Goal: Count the lines below that contain "this". Give only the number.

--- Start of Data excerpts ---

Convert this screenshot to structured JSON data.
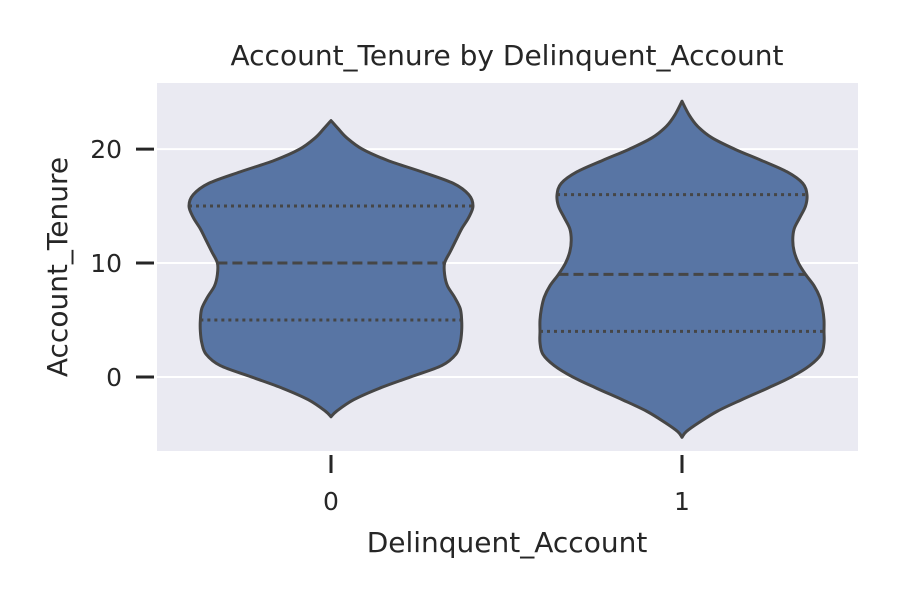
{
  "chart_data": {
    "type": "violin",
    "title": "Account_Tenure by Delinquent_Account",
    "xlabel": "Delinquent_Account",
    "ylabel": "Account_Tenure",
    "categories": [
      "0",
      "1"
    ],
    "ylim": [
      -6.5,
      25.8
    ],
    "yticks": [
      0,
      10,
      20
    ],
    "ytick_labels": [
      "0",
      "10",
      "20"
    ],
    "grid": true,
    "inner": "quartile",
    "colors": {
      "violin_fill": "#5875a4",
      "violin_edge": "#464646",
      "plot_background": "#eaeaf2",
      "grid": "#ffffff",
      "text": "#262626"
    },
    "violins": [
      {
        "category": "0",
        "min": -3.5,
        "max": 22.5,
        "quartiles": {
          "q1": 5,
          "median": 10,
          "q3": 15
        },
        "density_profile": [
          [
            -3.5,
            0.0
          ],
          [
            -3.0,
            0.04
          ],
          [
            -2.0,
            0.16
          ],
          [
            -1.0,
            0.34
          ],
          [
            0.0,
            0.56
          ],
          [
            1.0,
            0.78
          ],
          [
            2.0,
            0.88
          ],
          [
            3.0,
            0.91
          ],
          [
            4.0,
            0.92
          ],
          [
            5.0,
            0.92
          ],
          [
            6.0,
            0.91
          ],
          [
            7.0,
            0.87
          ],
          [
            8.0,
            0.82
          ],
          [
            9.0,
            0.8
          ],
          [
            10.0,
            0.8
          ],
          [
            11.0,
            0.84
          ],
          [
            12.0,
            0.88
          ],
          [
            13.0,
            0.92
          ],
          [
            14.0,
            0.97
          ],
          [
            15.0,
            1.0
          ],
          [
            16.0,
            0.97
          ],
          [
            17.0,
            0.86
          ],
          [
            18.0,
            0.64
          ],
          [
            19.0,
            0.4
          ],
          [
            20.0,
            0.22
          ],
          [
            21.0,
            0.11
          ],
          [
            21.8,
            0.05
          ],
          [
            22.5,
            0.0
          ]
        ]
      },
      {
        "category": "1",
        "min": -5.3,
        "max": 24.2,
        "quartiles": {
          "q1": 4,
          "median": 9,
          "q3": 16
        },
        "density_profile": [
          [
            -5.3,
            0.0
          ],
          [
            -4.8,
            0.03
          ],
          [
            -4.0,
            0.12
          ],
          [
            -3.0,
            0.25
          ],
          [
            -2.0,
            0.42
          ],
          [
            -1.0,
            0.6
          ],
          [
            0.0,
            0.77
          ],
          [
            1.0,
            0.9
          ],
          [
            2.0,
            0.98
          ],
          [
            3.0,
            1.0
          ],
          [
            4.0,
            1.0
          ],
          [
            5.0,
            1.0
          ],
          [
            6.0,
            0.99
          ],
          [
            7.0,
            0.97
          ],
          [
            8.0,
            0.93
          ],
          [
            9.0,
            0.87
          ],
          [
            10.0,
            0.82
          ],
          [
            11.0,
            0.79
          ],
          [
            12.0,
            0.78
          ],
          [
            13.0,
            0.79
          ],
          [
            14.0,
            0.83
          ],
          [
            15.0,
            0.87
          ],
          [
            16.0,
            0.88
          ],
          [
            17.0,
            0.85
          ],
          [
            18.0,
            0.74
          ],
          [
            19.0,
            0.56
          ],
          [
            20.0,
            0.37
          ],
          [
            21.0,
            0.21
          ],
          [
            22.0,
            0.11
          ],
          [
            23.0,
            0.05
          ],
          [
            24.2,
            0.0
          ]
        ]
      }
    ]
  }
}
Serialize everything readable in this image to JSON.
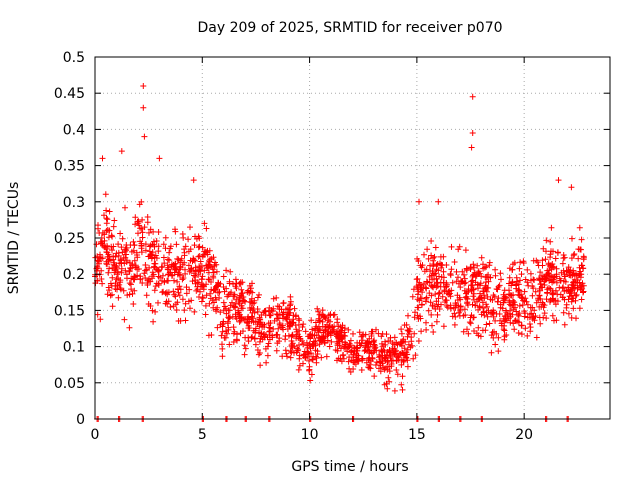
{
  "chart_data": {
    "type": "scatter",
    "title": "Day 209 of 2025, SRMTID for receiver p070",
    "xlabel": "GPS time / hours",
    "ylabel": "SRMTID / TECUs",
    "xlim": [
      0,
      24
    ],
    "ylim": [
      0,
      0.5
    ],
    "grid": true,
    "marker": "+",
    "color": "#ff0000",
    "x_ticks": [
      0,
      5,
      10,
      15,
      20
    ],
    "x_tick_labels": [
      "0",
      "5",
      "10",
      "15",
      "20"
    ],
    "y_ticks": [
      0,
      0.05,
      0.1,
      0.15,
      0.2,
      0.25,
      0.3,
      0.35,
      0.4,
      0.45,
      0.5
    ],
    "y_tick_labels": [
      "0",
      "0.05",
      "0.1",
      "0.15",
      "0.2",
      "0.25",
      "0.3",
      "0.35",
      "0.4",
      "0.45",
      "0.5"
    ],
    "series": [
      {
        "name": "SRMTID",
        "trend": {
          "x": [
            0,
            0.5,
            1,
            1.5,
            2,
            2.5,
            3,
            3.5,
            4,
            4.5,
            5,
            5.5,
            6,
            6.5,
            7,
            7.5,
            8,
            8.5,
            9,
            9.5,
            10,
            10.5,
            11,
            11.5,
            12,
            12.5,
            13,
            13.5,
            14,
            14.5,
            15,
            15.5,
            16,
            16.5,
            17,
            17.5,
            18,
            18.5,
            19,
            19.5,
            20,
            20.5,
            21,
            21.5,
            22,
            22.5,
            22.8
          ],
          "y": [
            0.2,
            0.24,
            0.22,
            0.2,
            0.24,
            0.22,
            0.21,
            0.2,
            0.19,
            0.2,
            0.22,
            0.18,
            0.15,
            0.16,
            0.15,
            0.13,
            0.12,
            0.13,
            0.13,
            0.11,
            0.09,
            0.13,
            0.12,
            0.11,
            0.09,
            0.1,
            0.09,
            0.08,
            0.09,
            0.1,
            0.16,
            0.18,
            0.19,
            0.18,
            0.17,
            0.18,
            0.17,
            0.16,
            0.15,
            0.17,
            0.17,
            0.16,
            0.2,
            0.19,
            0.18,
            0.2,
            0.2
          ]
        },
        "spread": {
          "x": [
            0,
            2,
            4,
            6,
            8,
            10,
            12,
            14,
            15,
            18,
            21,
            22.8
          ],
          "y": [
            0.06,
            0.06,
            0.05,
            0.05,
            0.04,
            0.035,
            0.025,
            0.03,
            0.05,
            0.05,
            0.05,
            0.05
          ]
        },
        "highlights": [
          {
            "x": 2.25,
            "y": 0.46
          },
          {
            "x": 2.25,
            "y": 0.43
          },
          {
            "x": 2.3,
            "y": 0.39
          },
          {
            "x": 17.6,
            "y": 0.445
          },
          {
            "x": 17.6,
            "y": 0.395
          },
          {
            "x": 17.55,
            "y": 0.375
          },
          {
            "x": 1.25,
            "y": 0.37
          },
          {
            "x": 0.35,
            "y": 0.36
          },
          {
            "x": 3.0,
            "y": 0.36
          },
          {
            "x": 4.6,
            "y": 0.33
          },
          {
            "x": 21.6,
            "y": 0.33
          },
          {
            "x": 15.1,
            "y": 0.3
          },
          {
            "x": 16.0,
            "y": 0.3
          },
          {
            "x": 22.2,
            "y": 0.32
          }
        ],
        "zero_markers_x": [
          0.1,
          1.1,
          2.2,
          5.0,
          6.1,
          7.0,
          8.1,
          10.0,
          12.0,
          15.0,
          16.0,
          17.0,
          18.0,
          21.0,
          22.0
        ],
        "n_points": 2000
      }
    ]
  }
}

--- End of Data excerpts ---

Exercise response: 2